Recorded data:

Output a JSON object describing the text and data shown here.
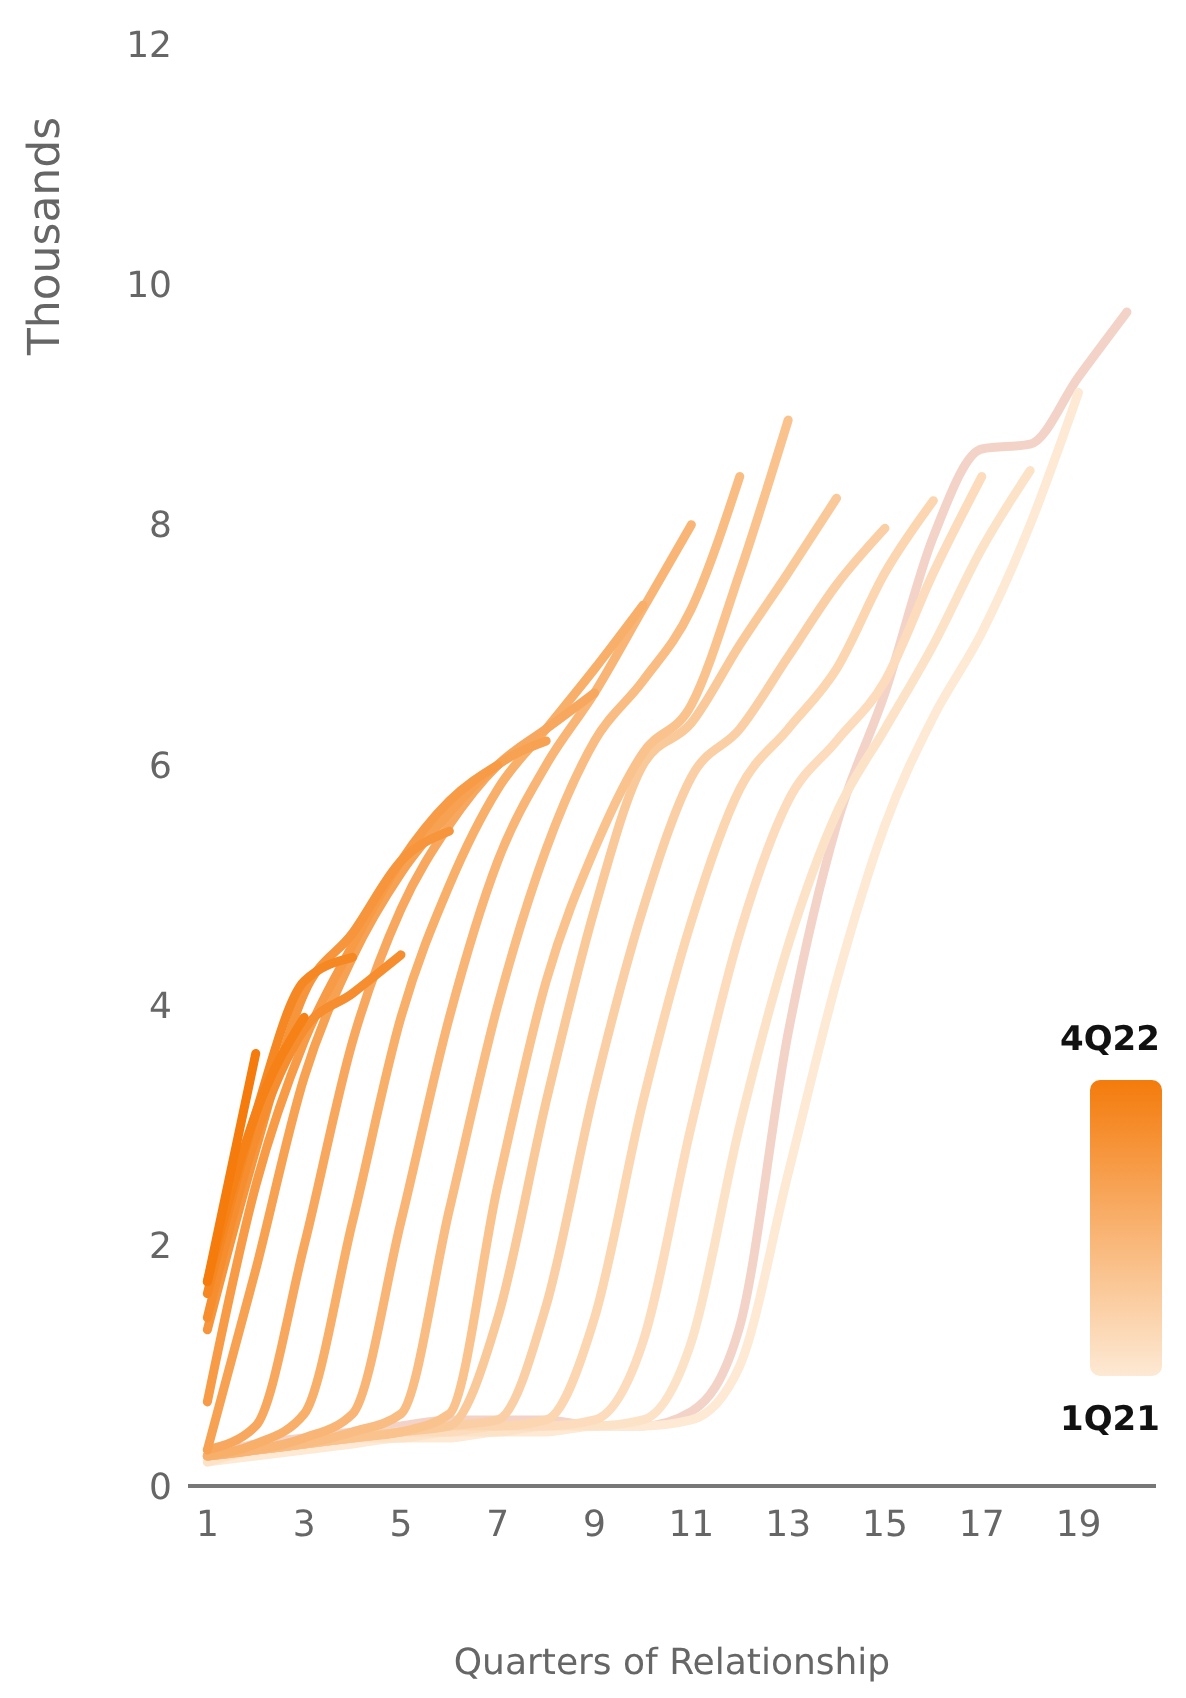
{
  "chart_data": {
    "type": "line",
    "xlabel": "Quarters of Relationship",
    "ylabel": "Thousands",
    "x": [
      1,
      2,
      3,
      4,
      5,
      6,
      7,
      8,
      9,
      10,
      11,
      12,
      13,
      14,
      15,
      16,
      17,
      18,
      19,
      20
    ],
    "xlim": [
      0.6,
      20.6
    ],
    "xticks": [
      1,
      3,
      5,
      7,
      9,
      11,
      13,
      15,
      17,
      19
    ],
    "ylim": [
      0,
      12
    ],
    "yticks": [
      0,
      2,
      4,
      6,
      8,
      10,
      12
    ],
    "grid": false,
    "line_style": "solid",
    "annotations": [
      "4Q22",
      "1Q21"
    ],
    "series": [
      {
        "color": "#f3d3c8",
        "values": [
          0.25,
          0.35,
          0.4,
          0.45,
          0.5,
          0.55,
          0.55,
          0.55,
          0.5,
          0.5,
          0.62,
          1.33,
          3.77,
          5.5,
          6.6,
          7.9,
          8.63,
          8.67,
          9.23,
          9.77
        ]
      },
      {
        "color": "#fde9d4",
        "values": [
          0.2,
          0.25,
          0.3,
          0.35,
          0.4,
          0.4,
          0.45,
          0.45,
          0.5,
          0.5,
          0.55,
          1.0,
          2.6,
          4.2,
          5.5,
          6.4,
          7.1,
          8.0,
          9.1,
          null
        ]
      },
      {
        "color": "#fce3c8",
        "values": [
          0.2,
          0.3,
          0.35,
          0.4,
          0.4,
          0.45,
          0.45,
          0.5,
          0.5,
          0.55,
          1.2,
          3.0,
          4.5,
          5.6,
          6.3,
          7.0,
          7.8,
          8.45,
          null,
          null
        ]
      },
      {
        "color": "#fcdcbc",
        "values": [
          0.25,
          0.3,
          0.35,
          0.4,
          0.45,
          0.45,
          0.5,
          0.5,
          0.55,
          1.2,
          3.0,
          4.6,
          5.7,
          6.2,
          6.7,
          7.6,
          8.4,
          null,
          null,
          null
        ]
      },
      {
        "color": "#fbd6b1",
        "values": [
          0.25,
          0.3,
          0.35,
          0.4,
          0.45,
          0.5,
          0.5,
          0.55,
          1.4,
          3.2,
          4.7,
          5.8,
          6.3,
          6.8,
          7.6,
          8.2,
          null,
          null,
          null,
          null
        ]
      },
      {
        "color": "#fbcfa5",
        "values": [
          0.25,
          0.3,
          0.35,
          0.4,
          0.45,
          0.5,
          0.55,
          1.5,
          3.3,
          4.8,
          5.9,
          6.3,
          6.9,
          7.5,
          7.97,
          null,
          null,
          null,
          null,
          null
        ]
      },
      {
        "color": "#fac999",
        "values": [
          0.25,
          0.3,
          0.35,
          0.4,
          0.45,
          0.5,
          1.4,
          3.2,
          4.8,
          6.0,
          6.35,
          7.0,
          7.6,
          8.22,
          null,
          null,
          null,
          null,
          null,
          null
        ]
      },
      {
        "color": "#fac28d",
        "values": [
          0.25,
          0.3,
          0.35,
          0.4,
          0.45,
          0.6,
          2.5,
          4.2,
          5.3,
          6.1,
          6.5,
          7.6,
          8.87,
          null,
          null,
          null,
          null,
          null,
          null,
          null
        ]
      },
      {
        "color": "#f9bc82",
        "values": [
          0.25,
          0.3,
          0.35,
          0.45,
          0.6,
          2.3,
          4.0,
          5.3,
          6.2,
          6.7,
          7.3,
          8.4,
          null,
          null,
          null,
          null,
          null,
          null,
          null,
          null
        ]
      },
      {
        "color": "#f9b576",
        "values": [
          0.25,
          0.3,
          0.4,
          0.6,
          2.2,
          3.9,
          5.2,
          6.0,
          6.6,
          7.3,
          8.0,
          null,
          null,
          null,
          null,
          null,
          null,
          null,
          null,
          null
        ]
      },
      {
        "color": "#f8af6a",
        "values": [
          0.25,
          0.35,
          0.6,
          2.2,
          3.9,
          5.0,
          5.8,
          6.3,
          6.8,
          7.33,
          null,
          null,
          null,
          null,
          null,
          null,
          null,
          null,
          null,
          null
        ]
      },
      {
        "color": "#f8a85e",
        "values": [
          0.3,
          0.5,
          2.0,
          3.7,
          4.8,
          5.5,
          6.0,
          6.3,
          6.6,
          null,
          null,
          null,
          null,
          null,
          null,
          null,
          null,
          null,
          null,
          null
        ]
      },
      {
        "color": "#f7a252",
        "values": [
          0.3,
          1.8,
          3.4,
          4.4,
          5.1,
          5.6,
          6.0,
          6.2,
          null,
          null,
          null,
          null,
          null,
          null,
          null,
          null,
          null,
          null,
          null,
          null
        ]
      },
      {
        "color": "#f79b47",
        "values": [
          0.7,
          2.5,
          3.7,
          4.5,
          5.2,
          5.7,
          6.0,
          null,
          null,
          null,
          null,
          null,
          null,
          null,
          null,
          null,
          null,
          null,
          null,
          null
        ]
      },
      {
        "color": "#f6953b",
        "values": [
          1.3,
          2.8,
          4.1,
          4.6,
          5.2,
          5.45,
          null,
          null,
          null,
          null,
          null,
          null,
          null,
          null,
          null,
          null,
          null,
          null,
          null,
          null
        ]
      },
      {
        "color": "#f68e2f",
        "values": [
          1.4,
          2.9,
          3.8,
          4.1,
          4.42,
          null,
          null,
          null,
          null,
          null,
          null,
          null,
          null,
          null,
          null,
          null,
          null,
          null,
          null,
          null
        ]
      },
      {
        "color": "#f58823",
        "values": [
          1.6,
          3.1,
          4.2,
          4.4,
          null,
          null,
          null,
          null,
          null,
          null,
          null,
          null,
          null,
          null,
          null,
          null,
          null,
          null,
          null,
          null
        ]
      },
      {
        "color": "#f58117",
        "values": [
          1.7,
          3.1,
          3.9,
          null,
          null,
          null,
          null,
          null,
          null,
          null,
          null,
          null,
          null,
          null,
          null,
          null,
          null,
          null,
          null,
          null
        ]
      },
      {
        "color": "#f47b0c",
        "values": [
          1.7,
          3.6,
          null,
          null,
          null,
          null,
          null,
          null,
          null,
          null,
          null,
          null,
          null,
          null,
          null,
          null,
          null,
          null,
          null,
          null
        ]
      }
    ]
  }
}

__Instruction__.
Restate the listing above word for word, and skip the pictures.

__Reply to the exercise__.
Output a JSON object describing the text and data shown here.
{
  "chart_data": {
    "type": "line",
    "xlabel": "Quarters of Relationship",
    "ylabel": "Thousands",
    "x": [
      1,
      2,
      3,
      4,
      5,
      6,
      7,
      8,
      9,
      10,
      11,
      12,
      13,
      14,
      15,
      16,
      17,
      18,
      19,
      20
    ],
    "xlim": [
      0.6,
      20.6
    ],
    "xticks": [
      1,
      3,
      5,
      7,
      9,
      11,
      13,
      15,
      17,
      19
    ],
    "ylim": [
      0,
      12
    ],
    "yticks": [
      0,
      2,
      4,
      6,
      8,
      10,
      12
    ],
    "grid": false,
    "line_style": "solid",
    "annotations": [
      "4Q22",
      "1Q21"
    ],
    "series": [
      {
        "color": "#f3d3c8",
        "values": [
          0.25,
          0.35,
          0.4,
          0.45,
          0.5,
          0.55,
          0.55,
          0.55,
          0.5,
          0.5,
          0.62,
          1.33,
          3.77,
          5.5,
          6.6,
          7.9,
          8.63,
          8.67,
          9.23,
          9.77
        ]
      },
      {
        "color": "#fde9d4",
        "values": [
          0.2,
          0.25,
          0.3,
          0.35,
          0.4,
          0.4,
          0.45,
          0.45,
          0.5,
          0.5,
          0.55,
          1.0,
          2.6,
          4.2,
          5.5,
          6.4,
          7.1,
          8.0,
          9.1,
          null
        ]
      },
      {
        "color": "#fce3c8",
        "values": [
          0.2,
          0.3,
          0.35,
          0.4,
          0.4,
          0.45,
          0.45,
          0.5,
          0.5,
          0.55,
          1.2,
          3.0,
          4.5,
          5.6,
          6.3,
          7.0,
          7.8,
          8.45,
          null,
          null
        ]
      },
      {
        "color": "#fcdcbc",
        "values": [
          0.25,
          0.3,
          0.35,
          0.4,
          0.45,
          0.45,
          0.5,
          0.5,
          0.55,
          1.2,
          3.0,
          4.6,
          5.7,
          6.2,
          6.7,
          7.6,
          8.4,
          null,
          null,
          null
        ]
      },
      {
        "color": "#fbd6b1",
        "values": [
          0.25,
          0.3,
          0.35,
          0.4,
          0.45,
          0.5,
          0.5,
          0.55,
          1.4,
          3.2,
          4.7,
          5.8,
          6.3,
          6.8,
          7.6,
          8.2,
          null,
          null,
          null,
          null
        ]
      },
      {
        "color": "#fbcfa5",
        "values": [
          0.25,
          0.3,
          0.35,
          0.4,
          0.45,
          0.5,
          0.55,
          1.5,
          3.3,
          4.8,
          5.9,
          6.3,
          6.9,
          7.5,
          7.97,
          null,
          null,
          null,
          null,
          null
        ]
      },
      {
        "color": "#fac999",
        "values": [
          0.25,
          0.3,
          0.35,
          0.4,
          0.45,
          0.5,
          1.4,
          3.2,
          4.8,
          6.0,
          6.35,
          7.0,
          7.6,
          8.22,
          null,
          null,
          null,
          null,
          null,
          null
        ]
      },
      {
        "color": "#fac28d",
        "values": [
          0.25,
          0.3,
          0.35,
          0.4,
          0.45,
          0.6,
          2.5,
          4.2,
          5.3,
          6.1,
          6.5,
          7.6,
          8.87,
          null,
          null,
          null,
          null,
          null,
          null,
          null
        ]
      },
      {
        "color": "#f9bc82",
        "values": [
          0.25,
          0.3,
          0.35,
          0.45,
          0.6,
          2.3,
          4.0,
          5.3,
          6.2,
          6.7,
          7.3,
          8.4,
          null,
          null,
          null,
          null,
          null,
          null,
          null,
          null
        ]
      },
      {
        "color": "#f9b576",
        "values": [
          0.25,
          0.3,
          0.4,
          0.6,
          2.2,
          3.9,
          5.2,
          6.0,
          6.6,
          7.3,
          8.0,
          null,
          null,
          null,
          null,
          null,
          null,
          null,
          null,
          null
        ]
      },
      {
        "color": "#f8af6a",
        "values": [
          0.25,
          0.35,
          0.6,
          2.2,
          3.9,
          5.0,
          5.8,
          6.3,
          6.8,
          7.33,
          null,
          null,
          null,
          null,
          null,
          null,
          null,
          null,
          null,
          null
        ]
      },
      {
        "color": "#f8a85e",
        "values": [
          0.3,
          0.5,
          2.0,
          3.7,
          4.8,
          5.5,
          6.0,
          6.3,
          6.6,
          null,
          null,
          null,
          null,
          null,
          null,
          null,
          null,
          null,
          null,
          null
        ]
      },
      {
        "color": "#f7a252",
        "values": [
          0.3,
          1.8,
          3.4,
          4.4,
          5.1,
          5.6,
          6.0,
          6.2,
          null,
          null,
          null,
          null,
          null,
          null,
          null,
          null,
          null,
          null,
          null,
          null
        ]
      },
      {
        "color": "#f79b47",
        "values": [
          0.7,
          2.5,
          3.7,
          4.5,
          5.2,
          5.7,
          6.0,
          null,
          null,
          null,
          null,
          null,
          null,
          null,
          null,
          null,
          null,
          null,
          null,
          null
        ]
      },
      {
        "color": "#f6953b",
        "values": [
          1.3,
          2.8,
          4.1,
          4.6,
          5.2,
          5.45,
          null,
          null,
          null,
          null,
          null,
          null,
          null,
          null,
          null,
          null,
          null,
          null,
          null,
          null
        ]
      },
      {
        "color": "#f68e2f",
        "values": [
          1.4,
          2.9,
          3.8,
          4.1,
          4.42,
          null,
          null,
          null,
          null,
          null,
          null,
          null,
          null,
          null,
          null,
          null,
          null,
          null,
          null,
          null
        ]
      },
      {
        "color": "#f58823",
        "values": [
          1.6,
          3.1,
          4.2,
          4.4,
          null,
          null,
          null,
          null,
          null,
          null,
          null,
          null,
          null,
          null,
          null,
          null,
          null,
          null,
          null,
          null
        ]
      },
      {
        "color": "#f58117",
        "values": [
          1.7,
          3.1,
          3.9,
          null,
          null,
          null,
          null,
          null,
          null,
          null,
          null,
          null,
          null,
          null,
          null,
          null,
          null,
          null,
          null,
          null
        ]
      },
      {
        "color": "#f47b0c",
        "values": [
          1.7,
          3.6,
          null,
          null,
          null,
          null,
          null,
          null,
          null,
          null,
          null,
          null,
          null,
          null,
          null,
          null,
          null,
          null,
          null,
          null
        ]
      }
    ]
  }
}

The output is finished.